# Start of Records for the task

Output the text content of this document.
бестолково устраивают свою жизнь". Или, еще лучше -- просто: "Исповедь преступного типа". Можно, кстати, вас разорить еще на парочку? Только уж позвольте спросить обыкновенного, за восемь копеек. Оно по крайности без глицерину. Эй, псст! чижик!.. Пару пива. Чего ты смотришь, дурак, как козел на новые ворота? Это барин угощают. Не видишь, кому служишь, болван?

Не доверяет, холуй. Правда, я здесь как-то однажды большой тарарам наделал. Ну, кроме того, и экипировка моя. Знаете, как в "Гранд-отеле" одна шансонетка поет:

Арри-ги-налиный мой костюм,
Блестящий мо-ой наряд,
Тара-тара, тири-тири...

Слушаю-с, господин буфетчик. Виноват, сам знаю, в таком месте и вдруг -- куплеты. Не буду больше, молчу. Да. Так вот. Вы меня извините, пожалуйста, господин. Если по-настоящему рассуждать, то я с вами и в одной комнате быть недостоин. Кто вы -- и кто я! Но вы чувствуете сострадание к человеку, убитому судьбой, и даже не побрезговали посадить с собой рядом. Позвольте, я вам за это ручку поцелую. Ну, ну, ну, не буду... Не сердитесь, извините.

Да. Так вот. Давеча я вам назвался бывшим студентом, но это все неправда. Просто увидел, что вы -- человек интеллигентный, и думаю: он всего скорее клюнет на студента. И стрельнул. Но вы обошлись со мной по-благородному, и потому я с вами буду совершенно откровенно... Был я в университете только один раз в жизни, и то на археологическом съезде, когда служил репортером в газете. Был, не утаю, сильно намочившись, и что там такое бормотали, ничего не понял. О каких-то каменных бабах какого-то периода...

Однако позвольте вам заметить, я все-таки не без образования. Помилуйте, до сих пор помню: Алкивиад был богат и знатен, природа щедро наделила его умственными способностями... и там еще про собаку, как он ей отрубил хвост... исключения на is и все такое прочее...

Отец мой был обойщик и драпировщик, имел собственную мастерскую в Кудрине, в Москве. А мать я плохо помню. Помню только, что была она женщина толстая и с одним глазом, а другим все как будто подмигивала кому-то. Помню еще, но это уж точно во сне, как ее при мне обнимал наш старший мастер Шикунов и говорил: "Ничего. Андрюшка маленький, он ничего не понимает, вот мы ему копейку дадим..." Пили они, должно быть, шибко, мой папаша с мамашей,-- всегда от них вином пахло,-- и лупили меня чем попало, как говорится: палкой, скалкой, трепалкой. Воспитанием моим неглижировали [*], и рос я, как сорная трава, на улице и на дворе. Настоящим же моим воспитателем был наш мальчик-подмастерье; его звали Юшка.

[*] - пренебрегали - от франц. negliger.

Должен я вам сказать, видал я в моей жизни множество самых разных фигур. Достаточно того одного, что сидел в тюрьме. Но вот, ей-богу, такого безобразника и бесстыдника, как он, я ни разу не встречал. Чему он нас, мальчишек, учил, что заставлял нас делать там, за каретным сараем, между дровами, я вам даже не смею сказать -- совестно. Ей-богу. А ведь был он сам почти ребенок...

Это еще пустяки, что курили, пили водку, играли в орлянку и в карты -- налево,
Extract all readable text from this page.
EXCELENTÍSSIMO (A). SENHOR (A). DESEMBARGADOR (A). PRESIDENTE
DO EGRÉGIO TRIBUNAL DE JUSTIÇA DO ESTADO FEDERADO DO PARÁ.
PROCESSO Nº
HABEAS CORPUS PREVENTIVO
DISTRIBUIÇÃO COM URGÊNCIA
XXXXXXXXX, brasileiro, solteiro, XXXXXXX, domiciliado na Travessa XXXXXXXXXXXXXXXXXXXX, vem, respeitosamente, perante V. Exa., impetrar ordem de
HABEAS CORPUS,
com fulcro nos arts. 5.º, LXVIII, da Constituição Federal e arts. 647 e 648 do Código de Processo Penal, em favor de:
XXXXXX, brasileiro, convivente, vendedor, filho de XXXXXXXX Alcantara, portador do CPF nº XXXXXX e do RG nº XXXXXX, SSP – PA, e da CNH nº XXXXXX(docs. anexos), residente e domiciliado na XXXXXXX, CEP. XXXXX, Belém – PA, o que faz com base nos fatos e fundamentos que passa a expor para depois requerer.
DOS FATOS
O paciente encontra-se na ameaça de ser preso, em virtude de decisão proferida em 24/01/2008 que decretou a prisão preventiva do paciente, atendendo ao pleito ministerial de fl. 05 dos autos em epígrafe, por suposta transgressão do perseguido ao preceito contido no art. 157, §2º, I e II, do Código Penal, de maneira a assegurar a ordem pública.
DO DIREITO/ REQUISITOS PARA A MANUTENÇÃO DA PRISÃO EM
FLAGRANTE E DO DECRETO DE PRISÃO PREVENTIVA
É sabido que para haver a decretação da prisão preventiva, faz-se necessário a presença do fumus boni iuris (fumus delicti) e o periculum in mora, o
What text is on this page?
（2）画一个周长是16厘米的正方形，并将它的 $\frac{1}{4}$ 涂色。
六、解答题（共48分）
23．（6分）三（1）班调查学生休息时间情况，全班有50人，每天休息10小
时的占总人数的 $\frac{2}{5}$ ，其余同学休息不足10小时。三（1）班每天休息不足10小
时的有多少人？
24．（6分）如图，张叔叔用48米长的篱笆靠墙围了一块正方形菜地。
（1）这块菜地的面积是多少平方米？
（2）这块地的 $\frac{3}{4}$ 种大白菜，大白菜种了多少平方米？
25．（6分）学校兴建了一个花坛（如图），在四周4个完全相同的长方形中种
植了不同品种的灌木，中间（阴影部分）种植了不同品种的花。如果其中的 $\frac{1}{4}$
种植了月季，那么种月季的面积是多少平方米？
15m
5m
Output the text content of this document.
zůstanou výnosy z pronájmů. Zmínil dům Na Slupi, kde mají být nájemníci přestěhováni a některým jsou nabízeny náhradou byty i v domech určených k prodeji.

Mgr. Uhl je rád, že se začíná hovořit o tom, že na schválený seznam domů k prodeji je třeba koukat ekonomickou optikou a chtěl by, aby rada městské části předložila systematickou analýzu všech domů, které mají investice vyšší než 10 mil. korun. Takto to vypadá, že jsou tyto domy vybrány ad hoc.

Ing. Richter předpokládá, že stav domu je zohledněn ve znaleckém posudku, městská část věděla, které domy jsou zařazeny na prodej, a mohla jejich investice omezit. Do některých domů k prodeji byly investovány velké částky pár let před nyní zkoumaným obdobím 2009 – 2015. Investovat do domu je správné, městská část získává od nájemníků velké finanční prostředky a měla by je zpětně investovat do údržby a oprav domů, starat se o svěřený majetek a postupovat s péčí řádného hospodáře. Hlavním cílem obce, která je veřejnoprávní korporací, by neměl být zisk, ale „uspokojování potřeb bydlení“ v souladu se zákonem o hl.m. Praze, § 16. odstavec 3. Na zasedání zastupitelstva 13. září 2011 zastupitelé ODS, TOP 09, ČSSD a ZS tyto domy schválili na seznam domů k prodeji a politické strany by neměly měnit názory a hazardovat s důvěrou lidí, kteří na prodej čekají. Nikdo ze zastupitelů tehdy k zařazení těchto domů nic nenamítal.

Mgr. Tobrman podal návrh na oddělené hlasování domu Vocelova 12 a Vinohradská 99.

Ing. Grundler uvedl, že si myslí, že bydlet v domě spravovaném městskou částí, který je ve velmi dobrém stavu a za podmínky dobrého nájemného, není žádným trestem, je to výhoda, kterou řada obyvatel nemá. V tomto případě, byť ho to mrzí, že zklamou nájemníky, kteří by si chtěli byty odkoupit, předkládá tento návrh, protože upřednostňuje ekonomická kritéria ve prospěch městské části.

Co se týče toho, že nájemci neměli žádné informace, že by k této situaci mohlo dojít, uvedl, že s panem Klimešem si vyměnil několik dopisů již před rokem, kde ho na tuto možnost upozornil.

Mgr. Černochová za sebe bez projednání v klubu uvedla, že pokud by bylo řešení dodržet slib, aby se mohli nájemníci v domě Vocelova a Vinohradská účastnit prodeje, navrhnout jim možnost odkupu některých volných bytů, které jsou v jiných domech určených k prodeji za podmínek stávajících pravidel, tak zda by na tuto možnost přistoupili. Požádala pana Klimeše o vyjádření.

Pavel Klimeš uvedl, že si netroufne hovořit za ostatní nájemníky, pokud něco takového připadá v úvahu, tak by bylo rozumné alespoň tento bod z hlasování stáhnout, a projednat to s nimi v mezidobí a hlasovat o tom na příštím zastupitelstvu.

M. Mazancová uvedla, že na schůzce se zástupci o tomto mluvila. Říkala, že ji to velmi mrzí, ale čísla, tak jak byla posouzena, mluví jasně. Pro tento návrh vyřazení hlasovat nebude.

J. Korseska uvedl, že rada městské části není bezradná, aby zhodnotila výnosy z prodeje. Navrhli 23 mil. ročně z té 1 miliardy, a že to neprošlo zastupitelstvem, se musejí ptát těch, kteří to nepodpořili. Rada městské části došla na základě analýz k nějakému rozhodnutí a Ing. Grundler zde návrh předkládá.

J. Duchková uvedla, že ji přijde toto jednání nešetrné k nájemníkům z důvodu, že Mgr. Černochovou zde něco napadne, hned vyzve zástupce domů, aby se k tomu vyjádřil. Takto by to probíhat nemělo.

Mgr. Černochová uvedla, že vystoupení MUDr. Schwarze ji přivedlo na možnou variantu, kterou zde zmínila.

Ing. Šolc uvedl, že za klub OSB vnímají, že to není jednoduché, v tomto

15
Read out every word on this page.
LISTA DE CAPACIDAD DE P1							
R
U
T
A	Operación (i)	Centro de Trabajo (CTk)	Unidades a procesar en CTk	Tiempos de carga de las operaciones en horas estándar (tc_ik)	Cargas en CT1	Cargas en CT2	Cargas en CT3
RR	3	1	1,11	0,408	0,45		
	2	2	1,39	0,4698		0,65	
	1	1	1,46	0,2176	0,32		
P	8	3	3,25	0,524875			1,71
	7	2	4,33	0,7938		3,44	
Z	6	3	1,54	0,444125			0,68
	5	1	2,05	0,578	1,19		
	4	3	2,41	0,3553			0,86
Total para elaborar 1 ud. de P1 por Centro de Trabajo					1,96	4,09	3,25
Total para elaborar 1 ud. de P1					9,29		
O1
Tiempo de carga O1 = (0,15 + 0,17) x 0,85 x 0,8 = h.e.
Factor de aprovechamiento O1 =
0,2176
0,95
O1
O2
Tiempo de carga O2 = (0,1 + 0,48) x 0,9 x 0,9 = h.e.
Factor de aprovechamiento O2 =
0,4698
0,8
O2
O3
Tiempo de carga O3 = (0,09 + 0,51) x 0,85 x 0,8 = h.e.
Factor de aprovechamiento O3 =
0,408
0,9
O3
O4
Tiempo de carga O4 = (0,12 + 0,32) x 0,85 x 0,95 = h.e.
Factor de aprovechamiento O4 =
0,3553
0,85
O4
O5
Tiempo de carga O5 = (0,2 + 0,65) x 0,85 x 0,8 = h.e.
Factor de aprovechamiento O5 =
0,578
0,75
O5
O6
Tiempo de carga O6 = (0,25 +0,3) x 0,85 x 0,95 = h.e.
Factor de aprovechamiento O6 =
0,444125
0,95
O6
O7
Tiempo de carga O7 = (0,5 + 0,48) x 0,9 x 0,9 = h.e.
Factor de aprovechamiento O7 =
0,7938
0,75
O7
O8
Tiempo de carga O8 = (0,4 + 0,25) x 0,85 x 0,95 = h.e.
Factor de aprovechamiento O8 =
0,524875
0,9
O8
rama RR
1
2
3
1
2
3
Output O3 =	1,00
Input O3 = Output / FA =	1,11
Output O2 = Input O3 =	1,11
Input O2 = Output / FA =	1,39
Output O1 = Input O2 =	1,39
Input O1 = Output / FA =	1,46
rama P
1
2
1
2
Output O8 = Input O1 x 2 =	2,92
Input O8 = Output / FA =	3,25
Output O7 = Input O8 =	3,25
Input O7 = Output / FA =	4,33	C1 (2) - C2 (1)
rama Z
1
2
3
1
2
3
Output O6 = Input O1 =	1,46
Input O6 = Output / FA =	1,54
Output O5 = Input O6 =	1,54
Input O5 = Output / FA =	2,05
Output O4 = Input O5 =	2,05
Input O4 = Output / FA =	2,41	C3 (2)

# End of Records for the task

### Exercise prompt
Search the data above for lines holding "předkládá" and copy each of them.

### Output of the exercise
Ing. Grundler uvedl, že si myslí, že bydlet v domě spravovaném městskou částí, který je ve velmi dobrém stavu a za podmínky dobrého nájemného, není žádným trestem, je to výhoda, kterou řada obyvatel nemá. V tomto případě, byť ho to mrzí, že zklamou nájemníky, kteří by si chtěli byty odkoupit, předkládá tento návrh, protože upřednostňuje ekonomická kritéria ve prospěch městské části.
J. Korseska uvedl, že rada městské části není bezradná, aby zhodnotila výnosy z prodeje. Navrhli 23 mil. ročně z té 1 miliardy, a že to neprošlo zastupitelstvem, se musejí ptát těch, kteří to nepodpořili. Rada městské části došla na základě analýz k nějakému rozhodnutí a Ing. Grundler zde návrh předkládá.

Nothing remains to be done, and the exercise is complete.